*Given task*: Return only the number of lines holding the word "eutanasia".

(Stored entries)
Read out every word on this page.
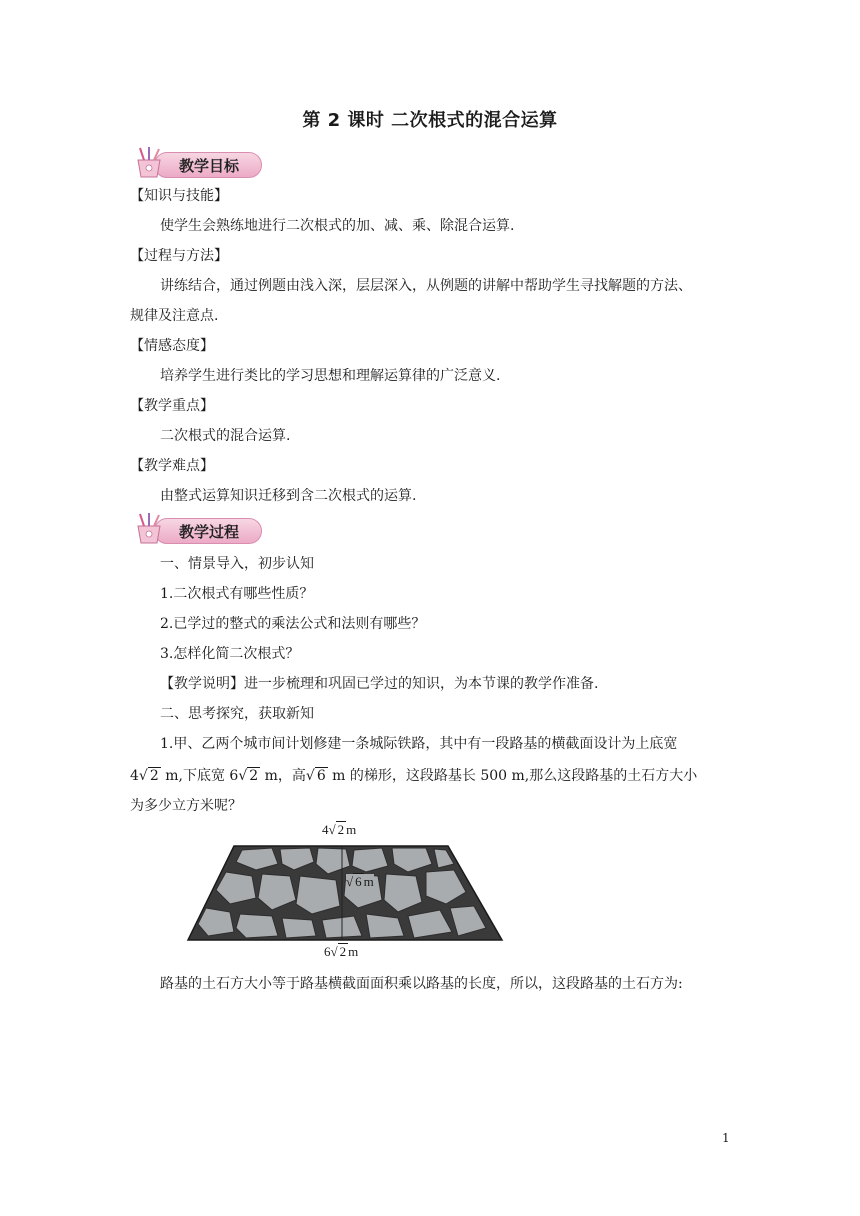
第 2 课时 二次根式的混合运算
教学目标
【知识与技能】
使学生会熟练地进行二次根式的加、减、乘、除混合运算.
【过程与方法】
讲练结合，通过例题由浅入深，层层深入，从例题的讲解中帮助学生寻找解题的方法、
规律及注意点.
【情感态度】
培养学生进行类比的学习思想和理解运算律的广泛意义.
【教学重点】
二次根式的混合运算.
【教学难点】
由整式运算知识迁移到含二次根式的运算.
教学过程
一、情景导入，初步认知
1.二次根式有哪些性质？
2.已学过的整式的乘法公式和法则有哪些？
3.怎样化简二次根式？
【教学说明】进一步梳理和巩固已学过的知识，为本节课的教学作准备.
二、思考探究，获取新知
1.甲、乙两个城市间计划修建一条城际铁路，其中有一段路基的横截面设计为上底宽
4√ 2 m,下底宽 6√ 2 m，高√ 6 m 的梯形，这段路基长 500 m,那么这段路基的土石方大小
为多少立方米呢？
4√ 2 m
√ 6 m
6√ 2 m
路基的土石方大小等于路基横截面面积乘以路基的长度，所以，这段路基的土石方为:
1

...

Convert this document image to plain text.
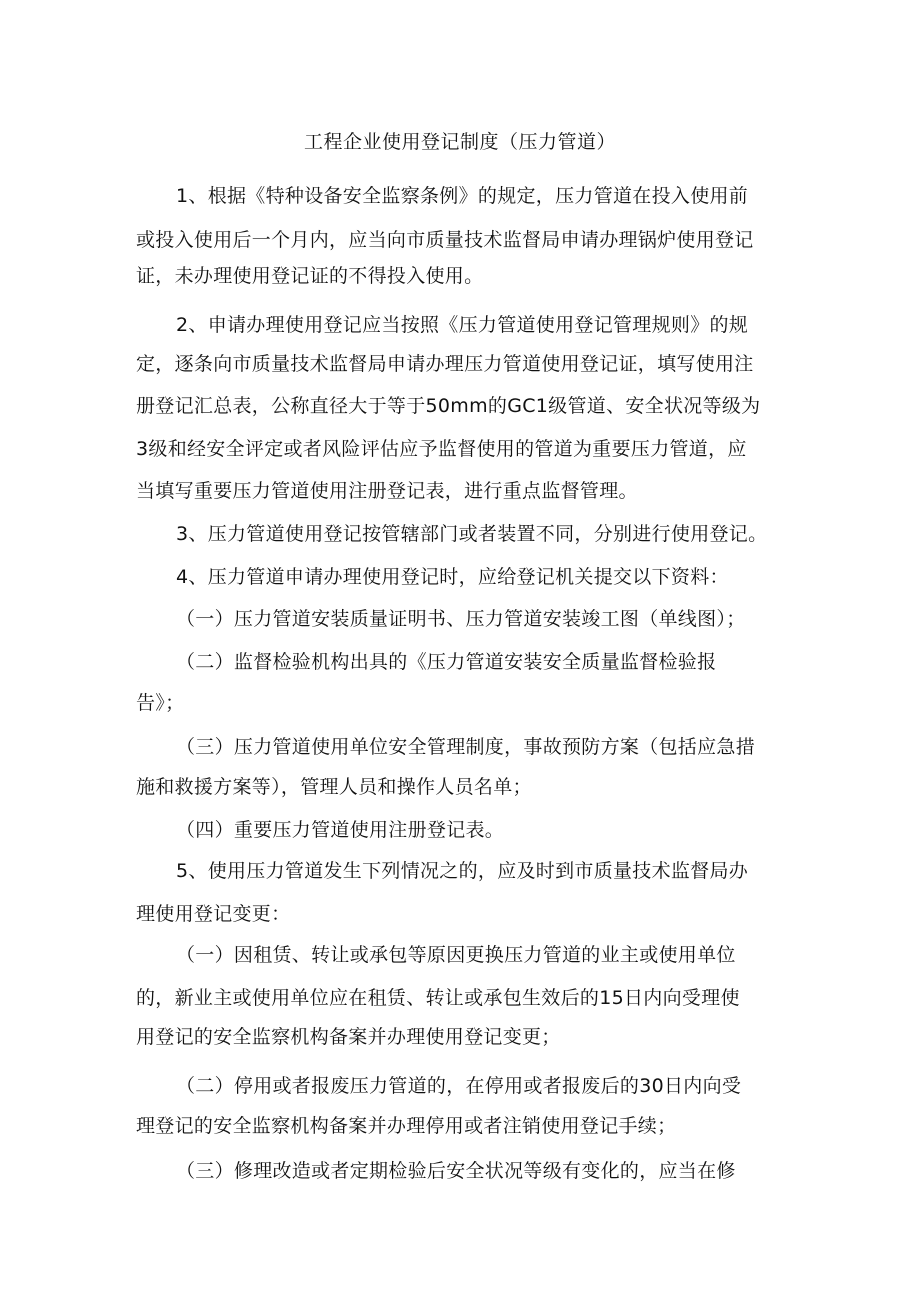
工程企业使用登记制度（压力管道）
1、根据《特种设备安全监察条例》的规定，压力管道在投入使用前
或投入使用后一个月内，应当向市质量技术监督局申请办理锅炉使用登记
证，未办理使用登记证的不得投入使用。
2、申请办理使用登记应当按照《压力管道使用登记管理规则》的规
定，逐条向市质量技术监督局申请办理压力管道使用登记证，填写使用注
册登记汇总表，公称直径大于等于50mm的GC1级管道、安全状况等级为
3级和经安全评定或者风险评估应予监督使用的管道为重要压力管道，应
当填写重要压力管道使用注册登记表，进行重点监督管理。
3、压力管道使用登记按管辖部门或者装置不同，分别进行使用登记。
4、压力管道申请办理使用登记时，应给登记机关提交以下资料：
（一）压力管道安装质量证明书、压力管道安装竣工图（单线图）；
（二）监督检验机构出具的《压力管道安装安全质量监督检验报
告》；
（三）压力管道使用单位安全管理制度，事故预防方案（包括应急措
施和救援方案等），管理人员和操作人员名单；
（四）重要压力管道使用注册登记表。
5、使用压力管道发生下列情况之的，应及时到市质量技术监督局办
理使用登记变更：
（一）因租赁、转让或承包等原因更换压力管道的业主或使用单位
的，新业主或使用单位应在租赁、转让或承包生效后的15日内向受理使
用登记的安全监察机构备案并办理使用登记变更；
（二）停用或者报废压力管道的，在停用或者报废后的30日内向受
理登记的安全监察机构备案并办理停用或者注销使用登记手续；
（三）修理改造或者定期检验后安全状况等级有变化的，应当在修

...

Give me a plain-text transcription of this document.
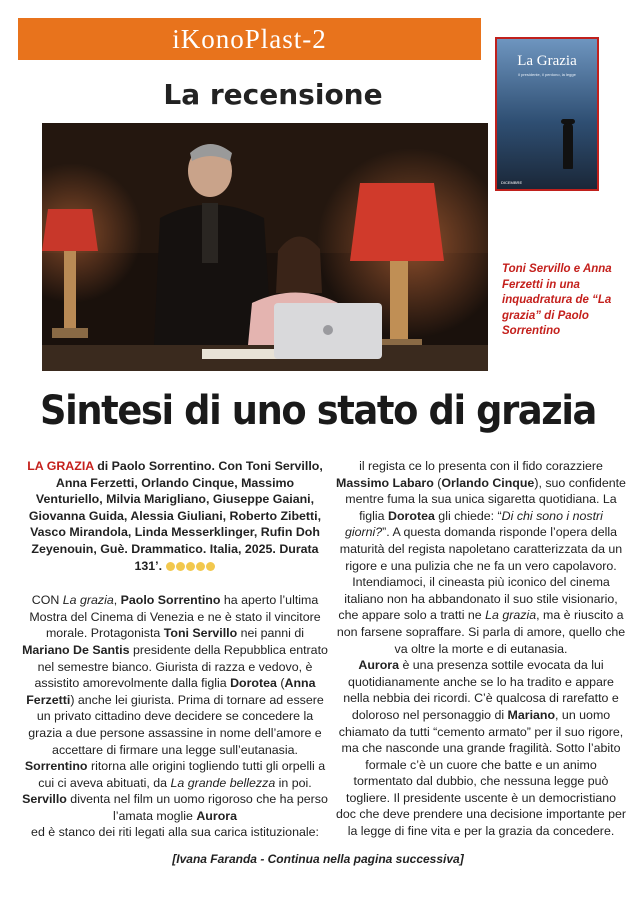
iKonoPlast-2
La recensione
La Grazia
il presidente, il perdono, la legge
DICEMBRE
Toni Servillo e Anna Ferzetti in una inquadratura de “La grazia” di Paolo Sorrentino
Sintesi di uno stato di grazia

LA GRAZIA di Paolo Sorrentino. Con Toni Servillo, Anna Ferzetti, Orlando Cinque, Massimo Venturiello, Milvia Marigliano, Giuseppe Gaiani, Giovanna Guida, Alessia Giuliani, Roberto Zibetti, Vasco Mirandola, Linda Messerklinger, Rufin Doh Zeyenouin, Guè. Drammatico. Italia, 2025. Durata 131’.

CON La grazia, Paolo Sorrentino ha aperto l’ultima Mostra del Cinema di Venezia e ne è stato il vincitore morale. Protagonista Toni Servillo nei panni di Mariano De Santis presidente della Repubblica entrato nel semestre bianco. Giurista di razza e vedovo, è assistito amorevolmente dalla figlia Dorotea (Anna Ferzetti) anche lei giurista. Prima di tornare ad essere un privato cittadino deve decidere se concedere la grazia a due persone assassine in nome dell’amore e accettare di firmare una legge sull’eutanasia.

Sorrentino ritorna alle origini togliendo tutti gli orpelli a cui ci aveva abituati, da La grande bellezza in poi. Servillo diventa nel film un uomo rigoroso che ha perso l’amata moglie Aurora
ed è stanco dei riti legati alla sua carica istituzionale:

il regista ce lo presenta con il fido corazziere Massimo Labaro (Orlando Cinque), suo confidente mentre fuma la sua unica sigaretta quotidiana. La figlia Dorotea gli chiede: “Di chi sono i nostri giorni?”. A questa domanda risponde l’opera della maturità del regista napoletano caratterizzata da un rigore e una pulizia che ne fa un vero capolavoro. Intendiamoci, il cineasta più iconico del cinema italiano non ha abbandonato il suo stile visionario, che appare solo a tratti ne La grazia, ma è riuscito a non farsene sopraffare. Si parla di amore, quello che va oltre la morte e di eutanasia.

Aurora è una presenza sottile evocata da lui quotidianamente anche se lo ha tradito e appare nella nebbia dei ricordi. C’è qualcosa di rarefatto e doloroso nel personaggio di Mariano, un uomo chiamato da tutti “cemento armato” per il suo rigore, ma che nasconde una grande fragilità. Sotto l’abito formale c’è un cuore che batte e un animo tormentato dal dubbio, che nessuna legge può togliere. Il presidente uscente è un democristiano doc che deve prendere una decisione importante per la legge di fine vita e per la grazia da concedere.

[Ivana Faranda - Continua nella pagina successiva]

*Exercise answer*: 2